PROBLEM TO WORK ON
Reproduce all the entries exactly and keep the pictures out.

··· THE INPUT ···

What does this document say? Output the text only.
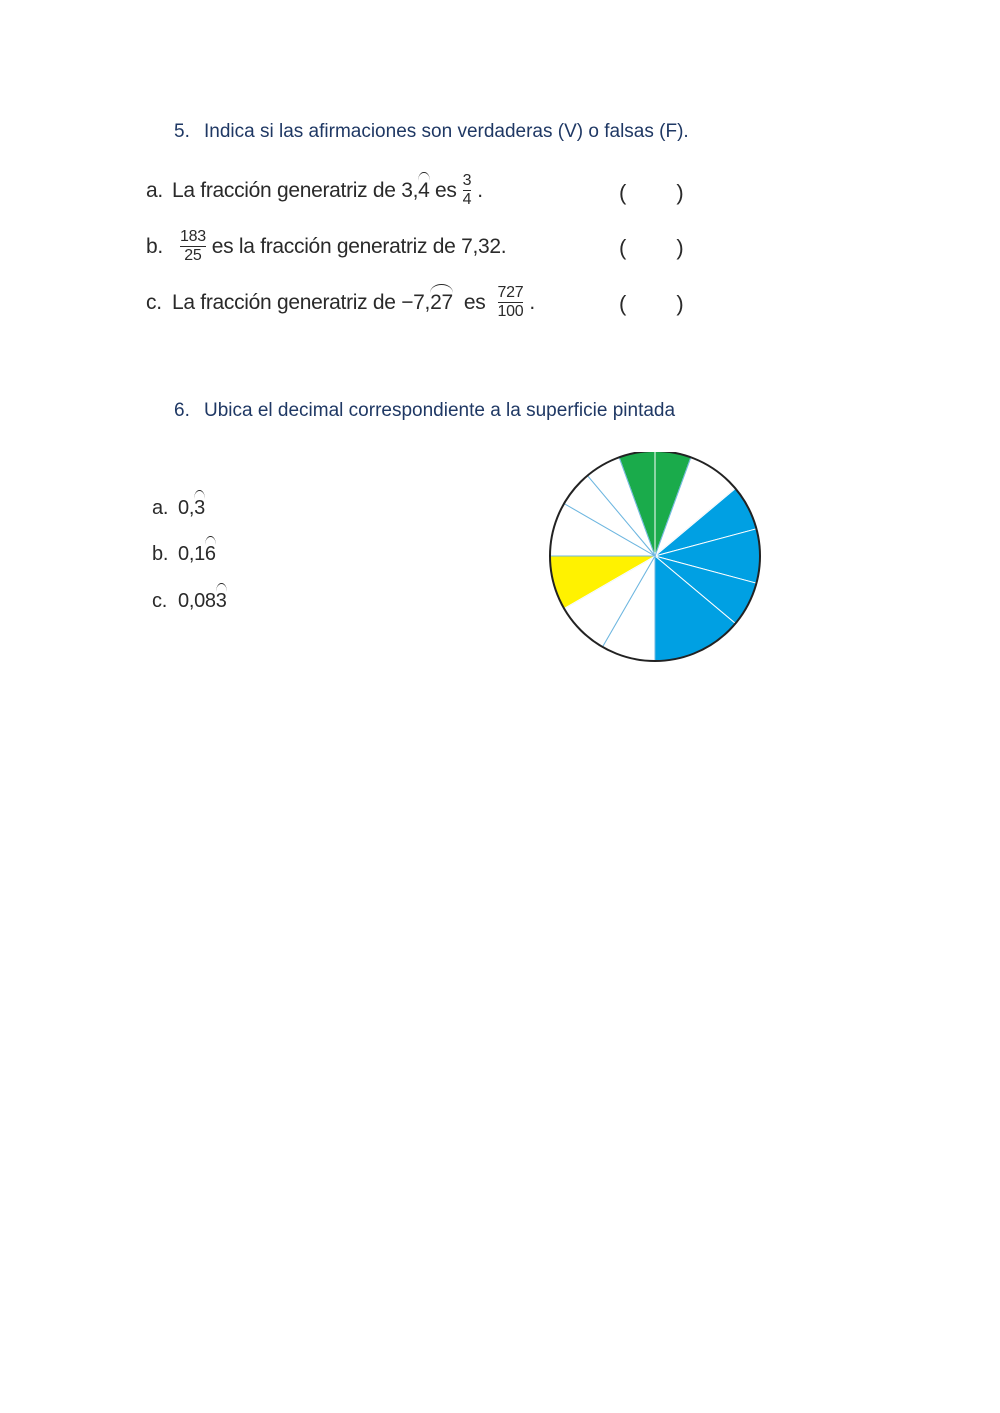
5. Indica si las afirmaciones son verdaderas (V) o falsas (F).
a. La fracción generatriz de
3,4
es $\frac{3}{4}$ .	( )
b.	$\frac{183}{25}$ es la fracción generatriz de 7,32.	( )
c. La fracción generatriz de
−7,27
es $\frac{727}{100}$ .	( )
6. Ubica el decimal correspondiente a la superficie pintada
a. 0,3
b. 0,16
c. 0,083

···

THE ANSWER
What does this document say? Output the text only.
5. Indica si las afirmaciones son verdaderas (V) o falsas (F).
a. La fracción generatriz de
3,4
es $\frac{3}{4}$ .	( )
b.	$\frac{183}{25}$ es la fracción generatriz de 7,32.	( )
c. La fracción generatriz de
−7,27
es $\frac{727}{100}$ .	( )
6. Ubica el decimal correspondiente a la superficie pintada
a. 0,3
b. 0,16
c. 0,083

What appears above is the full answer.